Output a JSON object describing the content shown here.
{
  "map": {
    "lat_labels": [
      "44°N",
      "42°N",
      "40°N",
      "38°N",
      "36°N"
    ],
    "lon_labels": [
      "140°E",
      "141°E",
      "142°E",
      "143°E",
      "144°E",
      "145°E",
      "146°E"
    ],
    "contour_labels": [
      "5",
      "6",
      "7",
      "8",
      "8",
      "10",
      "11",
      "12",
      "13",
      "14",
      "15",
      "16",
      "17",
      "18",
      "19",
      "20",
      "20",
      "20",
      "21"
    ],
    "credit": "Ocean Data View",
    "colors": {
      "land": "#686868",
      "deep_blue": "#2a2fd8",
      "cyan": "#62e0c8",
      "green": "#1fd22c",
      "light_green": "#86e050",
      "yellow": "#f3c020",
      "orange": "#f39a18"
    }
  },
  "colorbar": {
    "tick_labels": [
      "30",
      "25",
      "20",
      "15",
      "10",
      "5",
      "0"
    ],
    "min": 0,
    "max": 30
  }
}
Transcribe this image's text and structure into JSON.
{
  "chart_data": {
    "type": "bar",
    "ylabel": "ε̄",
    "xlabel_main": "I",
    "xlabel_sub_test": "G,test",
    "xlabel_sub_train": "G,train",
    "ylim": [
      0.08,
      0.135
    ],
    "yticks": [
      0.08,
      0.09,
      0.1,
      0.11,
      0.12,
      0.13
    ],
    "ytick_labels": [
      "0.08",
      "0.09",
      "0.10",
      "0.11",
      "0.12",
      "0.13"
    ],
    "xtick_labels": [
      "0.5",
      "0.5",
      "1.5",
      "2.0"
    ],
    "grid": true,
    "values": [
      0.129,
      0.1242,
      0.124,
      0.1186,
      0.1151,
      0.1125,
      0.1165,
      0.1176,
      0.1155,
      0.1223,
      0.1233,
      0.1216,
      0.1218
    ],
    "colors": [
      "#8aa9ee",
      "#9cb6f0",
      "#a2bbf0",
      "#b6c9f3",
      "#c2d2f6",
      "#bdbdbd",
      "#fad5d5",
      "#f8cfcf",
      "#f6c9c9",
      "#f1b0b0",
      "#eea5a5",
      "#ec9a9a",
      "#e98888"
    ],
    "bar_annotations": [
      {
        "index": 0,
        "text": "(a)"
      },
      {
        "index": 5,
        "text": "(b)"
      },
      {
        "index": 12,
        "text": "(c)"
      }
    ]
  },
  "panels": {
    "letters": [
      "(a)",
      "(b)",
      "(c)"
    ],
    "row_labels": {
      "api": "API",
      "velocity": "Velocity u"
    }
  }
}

* * *

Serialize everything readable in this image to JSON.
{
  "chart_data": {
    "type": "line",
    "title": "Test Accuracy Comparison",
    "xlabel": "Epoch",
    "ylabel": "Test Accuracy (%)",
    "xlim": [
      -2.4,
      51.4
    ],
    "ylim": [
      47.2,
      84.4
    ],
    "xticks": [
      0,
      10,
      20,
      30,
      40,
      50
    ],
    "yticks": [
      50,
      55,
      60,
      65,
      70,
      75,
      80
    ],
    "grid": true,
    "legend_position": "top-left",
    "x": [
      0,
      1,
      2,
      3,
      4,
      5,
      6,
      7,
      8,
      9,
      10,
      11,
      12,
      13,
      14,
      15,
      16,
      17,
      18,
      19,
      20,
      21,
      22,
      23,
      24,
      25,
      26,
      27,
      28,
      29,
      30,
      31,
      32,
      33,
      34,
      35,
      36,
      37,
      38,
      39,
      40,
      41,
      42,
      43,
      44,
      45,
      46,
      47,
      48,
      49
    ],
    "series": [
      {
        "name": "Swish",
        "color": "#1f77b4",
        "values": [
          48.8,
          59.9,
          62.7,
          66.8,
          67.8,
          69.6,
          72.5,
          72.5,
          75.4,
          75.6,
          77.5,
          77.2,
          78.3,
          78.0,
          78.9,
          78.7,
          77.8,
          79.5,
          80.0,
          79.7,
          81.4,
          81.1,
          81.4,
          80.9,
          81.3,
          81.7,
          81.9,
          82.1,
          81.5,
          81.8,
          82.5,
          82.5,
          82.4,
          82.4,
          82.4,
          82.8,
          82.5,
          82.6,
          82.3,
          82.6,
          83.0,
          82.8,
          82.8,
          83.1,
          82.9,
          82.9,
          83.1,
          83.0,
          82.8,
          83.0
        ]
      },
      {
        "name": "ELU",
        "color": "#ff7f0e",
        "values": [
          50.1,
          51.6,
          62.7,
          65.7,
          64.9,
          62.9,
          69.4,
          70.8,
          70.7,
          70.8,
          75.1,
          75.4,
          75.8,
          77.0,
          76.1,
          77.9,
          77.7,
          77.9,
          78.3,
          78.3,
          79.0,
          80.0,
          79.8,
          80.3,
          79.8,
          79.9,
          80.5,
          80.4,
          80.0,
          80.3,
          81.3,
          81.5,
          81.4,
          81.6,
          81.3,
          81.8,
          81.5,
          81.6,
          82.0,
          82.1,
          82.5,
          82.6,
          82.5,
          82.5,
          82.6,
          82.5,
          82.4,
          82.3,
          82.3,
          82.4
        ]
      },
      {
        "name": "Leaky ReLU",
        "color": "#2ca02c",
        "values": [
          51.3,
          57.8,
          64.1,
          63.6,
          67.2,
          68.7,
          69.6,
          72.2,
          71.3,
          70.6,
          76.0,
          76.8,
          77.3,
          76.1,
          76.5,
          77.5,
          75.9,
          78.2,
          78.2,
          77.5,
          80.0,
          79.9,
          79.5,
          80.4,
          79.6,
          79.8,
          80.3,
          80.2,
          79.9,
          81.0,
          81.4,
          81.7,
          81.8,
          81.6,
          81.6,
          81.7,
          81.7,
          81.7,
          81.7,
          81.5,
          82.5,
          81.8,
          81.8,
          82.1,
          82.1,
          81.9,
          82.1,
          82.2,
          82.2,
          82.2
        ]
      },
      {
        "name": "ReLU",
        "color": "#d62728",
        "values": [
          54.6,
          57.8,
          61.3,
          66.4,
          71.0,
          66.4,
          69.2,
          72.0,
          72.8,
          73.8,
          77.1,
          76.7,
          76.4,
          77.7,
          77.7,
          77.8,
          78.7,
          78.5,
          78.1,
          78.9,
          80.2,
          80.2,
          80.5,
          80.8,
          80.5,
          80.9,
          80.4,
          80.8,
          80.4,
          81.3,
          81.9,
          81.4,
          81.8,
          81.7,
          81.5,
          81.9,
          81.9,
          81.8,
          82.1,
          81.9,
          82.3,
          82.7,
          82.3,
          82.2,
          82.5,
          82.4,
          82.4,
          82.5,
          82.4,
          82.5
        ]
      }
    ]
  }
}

** Exercise aim **
Every line in the data that holds "image" should be copied out.

** Expected answer **
Transcribe this image's text and structure into JSON.
Serialize everything readable in this image to JSON.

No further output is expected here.